### REQUIREMENT
Every line of the records must be repeated exactly; pictures stay out.

### PROVIDED MATERIAL
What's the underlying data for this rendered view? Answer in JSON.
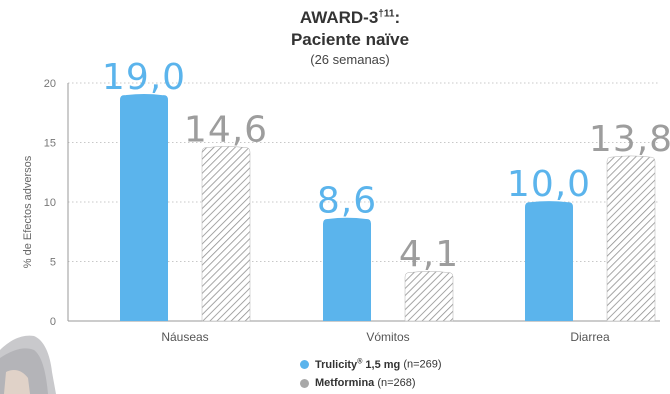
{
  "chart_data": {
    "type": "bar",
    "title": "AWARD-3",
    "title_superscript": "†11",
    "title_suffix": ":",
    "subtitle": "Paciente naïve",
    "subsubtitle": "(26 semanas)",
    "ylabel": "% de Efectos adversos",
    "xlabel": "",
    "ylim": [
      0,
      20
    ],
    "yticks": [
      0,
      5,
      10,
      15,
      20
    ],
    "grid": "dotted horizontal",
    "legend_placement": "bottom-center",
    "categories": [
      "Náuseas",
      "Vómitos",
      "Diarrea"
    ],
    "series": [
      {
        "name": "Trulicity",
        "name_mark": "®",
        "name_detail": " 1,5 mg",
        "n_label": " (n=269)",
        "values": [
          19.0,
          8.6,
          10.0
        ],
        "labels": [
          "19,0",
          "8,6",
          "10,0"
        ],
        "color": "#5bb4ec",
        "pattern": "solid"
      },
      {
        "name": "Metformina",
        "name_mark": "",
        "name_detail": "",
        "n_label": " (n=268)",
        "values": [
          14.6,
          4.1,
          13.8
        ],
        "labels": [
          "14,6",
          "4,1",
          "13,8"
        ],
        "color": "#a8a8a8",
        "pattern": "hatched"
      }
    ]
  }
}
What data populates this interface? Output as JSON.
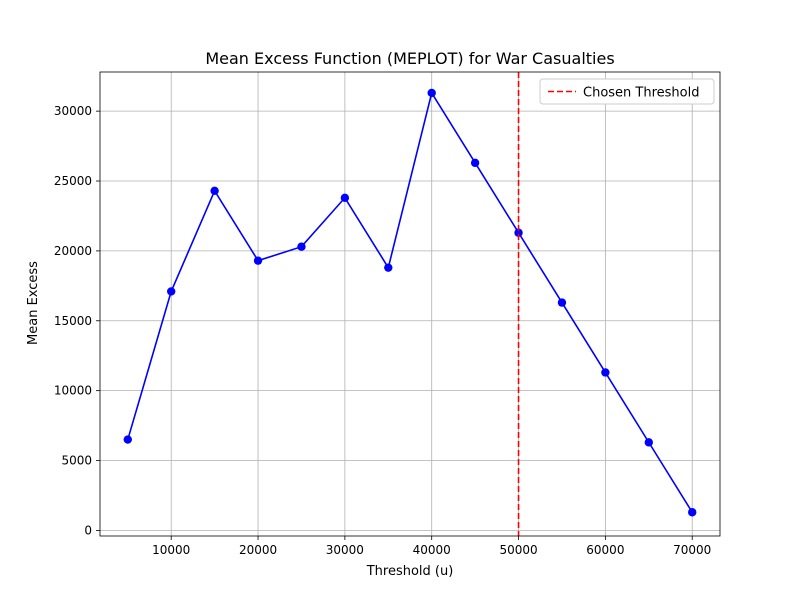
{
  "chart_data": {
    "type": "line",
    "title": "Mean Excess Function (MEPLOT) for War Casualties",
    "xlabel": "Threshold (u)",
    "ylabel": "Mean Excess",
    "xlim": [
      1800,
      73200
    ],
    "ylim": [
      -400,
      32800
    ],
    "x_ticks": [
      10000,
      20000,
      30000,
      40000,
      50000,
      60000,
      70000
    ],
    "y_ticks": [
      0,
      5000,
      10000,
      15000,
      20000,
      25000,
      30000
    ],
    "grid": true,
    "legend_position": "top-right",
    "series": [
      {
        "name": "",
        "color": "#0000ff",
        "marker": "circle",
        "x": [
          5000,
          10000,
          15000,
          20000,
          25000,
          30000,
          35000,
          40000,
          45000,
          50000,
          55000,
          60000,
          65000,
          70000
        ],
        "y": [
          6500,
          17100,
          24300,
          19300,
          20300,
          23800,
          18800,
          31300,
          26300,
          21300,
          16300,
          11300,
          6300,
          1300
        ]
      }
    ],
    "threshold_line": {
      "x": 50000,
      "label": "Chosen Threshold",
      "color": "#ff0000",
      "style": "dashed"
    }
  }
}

### THE SOLUTION
What's the underlying data for this rendered view? Answer in JSON.
{
  "chart_data": {
    "type": "bar",
    "title": "AWARD-3",
    "title_superscript": "†11",
    "title_suffix": ":",
    "subtitle": "Paciente naïve",
    "subsubtitle": "(26 semanas)",
    "ylabel": "% de Efectos adversos",
    "xlabel": "",
    "ylim": [
      0,
      20
    ],
    "yticks": [
      0,
      5,
      10,
      15,
      20
    ],
    "grid": "dotted horizontal",
    "legend_placement": "bottom-center",
    "categories": [
      "Náuseas",
      "Vómitos",
      "Diarrea"
    ],
    "series": [
      {
        "name": "Trulicity",
        "name_mark": "®",
        "name_detail": " 1,5 mg",
        "n_label": " (n=269)",
        "values": [
          19.0,
          8.6,
          10.0
        ],
        "labels": [
          "19,0",
          "8,6",
          "10,0"
        ],
        "color": "#5bb4ec",
        "pattern": "solid"
      },
      {
        "name": "Metformina",
        "name_mark": "",
        "name_detail": "",
        "n_label": " (n=268)",
        "values": [
          14.6,
          4.1,
          13.8
        ],
        "labels": [
          "14,6",
          "4,1",
          "13,8"
        ],
        "color": "#a8a8a8",
        "pattern": "hatched"
      }
    ]
  }
}
What data populates this interface? Output as JSON.
{
  "chart_data": {
    "type": "line",
    "title": "Mean Excess Function (MEPLOT) for War Casualties",
    "xlabel": "Threshold (u)",
    "ylabel": "Mean Excess",
    "xlim": [
      1800,
      73200
    ],
    "ylim": [
      -400,
      32800
    ],
    "x_ticks": [
      10000,
      20000,
      30000,
      40000,
      50000,
      60000,
      70000
    ],
    "y_ticks": [
      0,
      5000,
      10000,
      15000,
      20000,
      25000,
      30000
    ],
    "grid": true,
    "legend_position": "top-right",
    "series": [
      {
        "name": "",
        "color": "#0000ff",
        "marker": "circle",
        "x": [
          5000,
          10000,
          15000,
          20000,
          25000,
          30000,
          35000,
          40000,
          45000,
          50000,
          55000,
          60000,
          65000,
          70000
        ],
        "y": [
          6500,
          17100,
          24300,
          19300,
          20300,
          23800,
          18800,
          31300,
          26300,
          21300,
          16300,
          11300,
          6300,
          1300
        ]
      }
    ],
    "threshold_line": {
      "x": 50000,
      "label": "Chosen Threshold",
      "color": "#ff0000",
      "style": "dashed"
    }
  }
}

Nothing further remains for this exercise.